Supplied material:

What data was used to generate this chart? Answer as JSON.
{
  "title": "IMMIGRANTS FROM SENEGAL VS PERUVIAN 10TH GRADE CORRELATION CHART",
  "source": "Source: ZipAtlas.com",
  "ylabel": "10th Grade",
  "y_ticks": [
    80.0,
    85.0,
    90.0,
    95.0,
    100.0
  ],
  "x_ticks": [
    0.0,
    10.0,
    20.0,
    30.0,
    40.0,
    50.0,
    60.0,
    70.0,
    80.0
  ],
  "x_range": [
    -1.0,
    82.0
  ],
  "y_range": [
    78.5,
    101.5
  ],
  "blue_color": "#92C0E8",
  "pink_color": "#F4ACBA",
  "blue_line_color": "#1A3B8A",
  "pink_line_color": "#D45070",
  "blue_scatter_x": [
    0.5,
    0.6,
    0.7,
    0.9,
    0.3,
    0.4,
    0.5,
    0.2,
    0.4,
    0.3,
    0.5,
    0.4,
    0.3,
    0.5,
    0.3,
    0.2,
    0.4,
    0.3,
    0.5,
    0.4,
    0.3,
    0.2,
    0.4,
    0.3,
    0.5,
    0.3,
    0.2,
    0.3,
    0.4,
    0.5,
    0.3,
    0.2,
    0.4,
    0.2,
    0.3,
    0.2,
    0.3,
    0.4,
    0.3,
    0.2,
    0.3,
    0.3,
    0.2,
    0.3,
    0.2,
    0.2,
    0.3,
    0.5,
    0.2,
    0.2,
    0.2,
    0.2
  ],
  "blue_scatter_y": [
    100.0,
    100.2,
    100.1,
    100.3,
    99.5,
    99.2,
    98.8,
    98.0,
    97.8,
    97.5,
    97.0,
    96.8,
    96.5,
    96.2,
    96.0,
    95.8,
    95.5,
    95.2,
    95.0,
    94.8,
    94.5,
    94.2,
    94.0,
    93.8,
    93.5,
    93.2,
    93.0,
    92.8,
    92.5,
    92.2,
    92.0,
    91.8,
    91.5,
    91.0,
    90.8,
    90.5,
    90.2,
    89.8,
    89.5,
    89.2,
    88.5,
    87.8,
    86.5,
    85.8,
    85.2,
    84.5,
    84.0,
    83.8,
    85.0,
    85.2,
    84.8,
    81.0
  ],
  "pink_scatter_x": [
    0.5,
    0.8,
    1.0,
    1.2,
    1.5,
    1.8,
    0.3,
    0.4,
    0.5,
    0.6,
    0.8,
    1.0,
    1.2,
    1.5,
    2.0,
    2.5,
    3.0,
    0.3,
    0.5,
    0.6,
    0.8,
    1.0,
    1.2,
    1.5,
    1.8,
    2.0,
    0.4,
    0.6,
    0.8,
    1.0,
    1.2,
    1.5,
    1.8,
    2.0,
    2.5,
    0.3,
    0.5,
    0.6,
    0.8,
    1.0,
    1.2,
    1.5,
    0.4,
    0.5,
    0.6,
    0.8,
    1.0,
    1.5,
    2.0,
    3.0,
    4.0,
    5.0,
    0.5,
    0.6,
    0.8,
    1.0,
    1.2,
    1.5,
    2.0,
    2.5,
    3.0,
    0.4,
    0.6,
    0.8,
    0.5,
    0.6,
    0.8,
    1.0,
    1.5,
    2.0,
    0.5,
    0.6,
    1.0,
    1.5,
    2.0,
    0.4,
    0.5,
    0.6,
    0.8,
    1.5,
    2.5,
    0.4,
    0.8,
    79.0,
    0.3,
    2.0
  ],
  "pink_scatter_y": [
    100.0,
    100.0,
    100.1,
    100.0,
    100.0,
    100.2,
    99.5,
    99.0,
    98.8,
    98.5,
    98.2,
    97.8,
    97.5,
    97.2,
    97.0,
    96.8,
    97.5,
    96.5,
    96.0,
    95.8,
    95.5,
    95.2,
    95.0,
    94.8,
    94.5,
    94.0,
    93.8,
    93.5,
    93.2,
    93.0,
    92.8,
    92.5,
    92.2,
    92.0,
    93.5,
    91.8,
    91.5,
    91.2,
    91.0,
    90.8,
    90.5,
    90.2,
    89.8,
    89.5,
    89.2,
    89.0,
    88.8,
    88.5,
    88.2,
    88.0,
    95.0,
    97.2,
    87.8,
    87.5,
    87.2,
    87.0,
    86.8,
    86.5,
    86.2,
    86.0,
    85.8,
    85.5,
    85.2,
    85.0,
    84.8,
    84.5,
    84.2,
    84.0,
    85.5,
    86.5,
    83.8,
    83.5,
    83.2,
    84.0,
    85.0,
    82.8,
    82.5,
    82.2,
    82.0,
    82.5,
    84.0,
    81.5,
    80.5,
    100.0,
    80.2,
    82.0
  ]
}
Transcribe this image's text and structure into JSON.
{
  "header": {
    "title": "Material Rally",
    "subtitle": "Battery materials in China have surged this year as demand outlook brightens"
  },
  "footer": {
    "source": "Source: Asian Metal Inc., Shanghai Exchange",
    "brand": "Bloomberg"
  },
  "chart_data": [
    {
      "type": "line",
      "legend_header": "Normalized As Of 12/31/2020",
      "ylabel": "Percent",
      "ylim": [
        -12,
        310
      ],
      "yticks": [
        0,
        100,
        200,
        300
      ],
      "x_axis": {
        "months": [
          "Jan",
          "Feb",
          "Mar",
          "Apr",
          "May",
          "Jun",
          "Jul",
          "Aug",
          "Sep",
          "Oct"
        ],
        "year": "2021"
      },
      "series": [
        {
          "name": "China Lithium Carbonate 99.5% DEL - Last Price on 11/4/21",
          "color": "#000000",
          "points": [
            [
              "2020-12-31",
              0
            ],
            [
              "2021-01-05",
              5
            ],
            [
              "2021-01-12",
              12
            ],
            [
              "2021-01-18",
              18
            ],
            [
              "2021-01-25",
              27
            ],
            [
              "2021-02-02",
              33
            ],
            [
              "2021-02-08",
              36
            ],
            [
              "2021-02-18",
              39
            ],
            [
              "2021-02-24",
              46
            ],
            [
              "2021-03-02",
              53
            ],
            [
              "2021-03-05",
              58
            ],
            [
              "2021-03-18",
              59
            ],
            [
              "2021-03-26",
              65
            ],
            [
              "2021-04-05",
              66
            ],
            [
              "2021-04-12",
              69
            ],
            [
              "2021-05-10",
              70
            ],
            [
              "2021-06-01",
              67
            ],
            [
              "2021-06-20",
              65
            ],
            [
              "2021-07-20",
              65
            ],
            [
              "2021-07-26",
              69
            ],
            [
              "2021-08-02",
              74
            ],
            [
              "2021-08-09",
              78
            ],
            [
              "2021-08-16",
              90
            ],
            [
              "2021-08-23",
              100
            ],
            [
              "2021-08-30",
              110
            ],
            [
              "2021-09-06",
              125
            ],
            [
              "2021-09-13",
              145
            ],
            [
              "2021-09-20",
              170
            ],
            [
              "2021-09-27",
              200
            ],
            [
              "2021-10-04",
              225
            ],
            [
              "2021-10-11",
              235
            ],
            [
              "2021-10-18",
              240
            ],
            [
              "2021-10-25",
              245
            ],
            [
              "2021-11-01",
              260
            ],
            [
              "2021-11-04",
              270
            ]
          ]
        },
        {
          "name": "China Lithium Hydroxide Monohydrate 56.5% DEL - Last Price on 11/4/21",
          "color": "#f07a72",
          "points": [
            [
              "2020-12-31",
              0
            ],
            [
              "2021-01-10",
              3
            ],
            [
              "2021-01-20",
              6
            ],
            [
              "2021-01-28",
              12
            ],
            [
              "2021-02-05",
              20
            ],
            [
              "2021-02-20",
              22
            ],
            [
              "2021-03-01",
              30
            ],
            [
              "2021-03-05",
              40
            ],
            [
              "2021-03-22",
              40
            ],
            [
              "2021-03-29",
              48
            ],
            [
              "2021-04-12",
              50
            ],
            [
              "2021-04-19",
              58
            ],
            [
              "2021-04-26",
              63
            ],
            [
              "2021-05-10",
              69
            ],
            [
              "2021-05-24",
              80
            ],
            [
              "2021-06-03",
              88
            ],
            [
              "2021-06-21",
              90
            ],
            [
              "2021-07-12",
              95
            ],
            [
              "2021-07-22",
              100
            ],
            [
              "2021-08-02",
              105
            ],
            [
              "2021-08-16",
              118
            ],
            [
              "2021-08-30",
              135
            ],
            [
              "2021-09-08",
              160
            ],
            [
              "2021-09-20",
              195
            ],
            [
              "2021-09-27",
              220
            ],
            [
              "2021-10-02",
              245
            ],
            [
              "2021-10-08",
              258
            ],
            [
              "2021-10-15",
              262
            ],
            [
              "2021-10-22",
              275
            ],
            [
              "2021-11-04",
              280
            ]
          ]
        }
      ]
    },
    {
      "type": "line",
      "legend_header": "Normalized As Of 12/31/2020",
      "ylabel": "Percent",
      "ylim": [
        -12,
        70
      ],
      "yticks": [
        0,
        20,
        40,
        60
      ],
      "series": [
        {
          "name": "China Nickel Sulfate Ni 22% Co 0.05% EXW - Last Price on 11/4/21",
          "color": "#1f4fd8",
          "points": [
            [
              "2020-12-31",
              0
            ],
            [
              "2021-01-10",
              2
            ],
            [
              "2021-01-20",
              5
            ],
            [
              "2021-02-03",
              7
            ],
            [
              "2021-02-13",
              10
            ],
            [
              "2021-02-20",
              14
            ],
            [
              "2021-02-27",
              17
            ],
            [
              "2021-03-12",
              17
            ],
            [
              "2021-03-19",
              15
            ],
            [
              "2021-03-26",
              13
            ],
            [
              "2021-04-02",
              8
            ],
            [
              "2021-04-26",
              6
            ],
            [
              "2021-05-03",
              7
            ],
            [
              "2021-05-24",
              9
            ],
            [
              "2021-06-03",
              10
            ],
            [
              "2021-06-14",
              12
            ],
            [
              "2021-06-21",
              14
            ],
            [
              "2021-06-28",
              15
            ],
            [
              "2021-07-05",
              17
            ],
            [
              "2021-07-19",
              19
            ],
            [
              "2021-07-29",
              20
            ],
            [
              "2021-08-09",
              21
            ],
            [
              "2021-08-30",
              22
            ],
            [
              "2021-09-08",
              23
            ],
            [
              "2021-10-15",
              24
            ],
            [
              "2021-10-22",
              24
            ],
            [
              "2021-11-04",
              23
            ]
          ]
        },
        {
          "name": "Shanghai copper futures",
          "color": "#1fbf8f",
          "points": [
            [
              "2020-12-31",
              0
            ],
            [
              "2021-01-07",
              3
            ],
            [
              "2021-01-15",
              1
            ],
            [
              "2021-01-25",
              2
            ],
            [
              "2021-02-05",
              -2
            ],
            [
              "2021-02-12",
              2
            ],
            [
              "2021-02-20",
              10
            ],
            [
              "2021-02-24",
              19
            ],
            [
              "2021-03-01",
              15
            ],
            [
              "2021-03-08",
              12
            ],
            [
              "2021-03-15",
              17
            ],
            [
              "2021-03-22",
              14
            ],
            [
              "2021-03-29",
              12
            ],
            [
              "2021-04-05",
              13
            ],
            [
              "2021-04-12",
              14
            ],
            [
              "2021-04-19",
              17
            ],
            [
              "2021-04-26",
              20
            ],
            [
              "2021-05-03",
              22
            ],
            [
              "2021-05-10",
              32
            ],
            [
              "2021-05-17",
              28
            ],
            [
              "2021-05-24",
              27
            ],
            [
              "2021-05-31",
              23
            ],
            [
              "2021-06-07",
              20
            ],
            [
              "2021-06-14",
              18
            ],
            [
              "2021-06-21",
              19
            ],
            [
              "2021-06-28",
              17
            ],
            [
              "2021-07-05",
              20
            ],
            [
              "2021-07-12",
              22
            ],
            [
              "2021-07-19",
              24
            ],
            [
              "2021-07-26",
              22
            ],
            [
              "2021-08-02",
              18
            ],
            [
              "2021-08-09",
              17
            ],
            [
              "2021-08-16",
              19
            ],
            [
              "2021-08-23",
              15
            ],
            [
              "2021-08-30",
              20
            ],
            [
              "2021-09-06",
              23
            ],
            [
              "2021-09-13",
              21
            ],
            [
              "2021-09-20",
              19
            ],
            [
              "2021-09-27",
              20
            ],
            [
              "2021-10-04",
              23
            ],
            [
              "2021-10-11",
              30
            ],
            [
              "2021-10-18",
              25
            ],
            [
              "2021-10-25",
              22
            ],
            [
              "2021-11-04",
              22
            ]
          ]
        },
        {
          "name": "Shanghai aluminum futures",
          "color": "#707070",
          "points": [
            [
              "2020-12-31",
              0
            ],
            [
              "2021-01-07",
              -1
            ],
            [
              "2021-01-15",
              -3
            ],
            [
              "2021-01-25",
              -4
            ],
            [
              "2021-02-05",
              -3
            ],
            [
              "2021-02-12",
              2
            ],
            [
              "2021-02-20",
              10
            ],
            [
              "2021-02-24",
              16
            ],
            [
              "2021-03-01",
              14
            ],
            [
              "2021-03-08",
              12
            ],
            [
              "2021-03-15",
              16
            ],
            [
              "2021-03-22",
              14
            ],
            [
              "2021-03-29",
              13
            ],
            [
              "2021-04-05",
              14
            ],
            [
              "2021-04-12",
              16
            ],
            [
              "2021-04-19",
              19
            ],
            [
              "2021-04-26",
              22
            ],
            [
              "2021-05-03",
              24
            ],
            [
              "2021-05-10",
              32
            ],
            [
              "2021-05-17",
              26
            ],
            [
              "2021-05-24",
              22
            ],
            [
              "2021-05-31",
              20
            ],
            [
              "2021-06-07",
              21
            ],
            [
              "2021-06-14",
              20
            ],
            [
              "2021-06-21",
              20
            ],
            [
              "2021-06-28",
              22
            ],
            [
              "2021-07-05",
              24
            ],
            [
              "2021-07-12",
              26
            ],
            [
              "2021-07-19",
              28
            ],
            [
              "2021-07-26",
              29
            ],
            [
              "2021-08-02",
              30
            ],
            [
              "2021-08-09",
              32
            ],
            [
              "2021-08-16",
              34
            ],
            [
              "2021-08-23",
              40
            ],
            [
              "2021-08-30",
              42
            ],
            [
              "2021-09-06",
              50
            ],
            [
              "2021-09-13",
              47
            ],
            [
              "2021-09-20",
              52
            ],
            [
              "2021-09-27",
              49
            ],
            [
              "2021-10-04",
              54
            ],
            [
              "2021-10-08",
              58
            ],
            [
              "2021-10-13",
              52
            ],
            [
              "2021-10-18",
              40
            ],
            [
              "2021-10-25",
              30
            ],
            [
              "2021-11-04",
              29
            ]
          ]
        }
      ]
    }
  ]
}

Your instructions: Show all lines from the records above where the word "Source" occurs.

Right answer:
  "source": "Source: ZipAtlas.com",
    "source": "Source: Asian Metal Inc., Shanghai Exchange",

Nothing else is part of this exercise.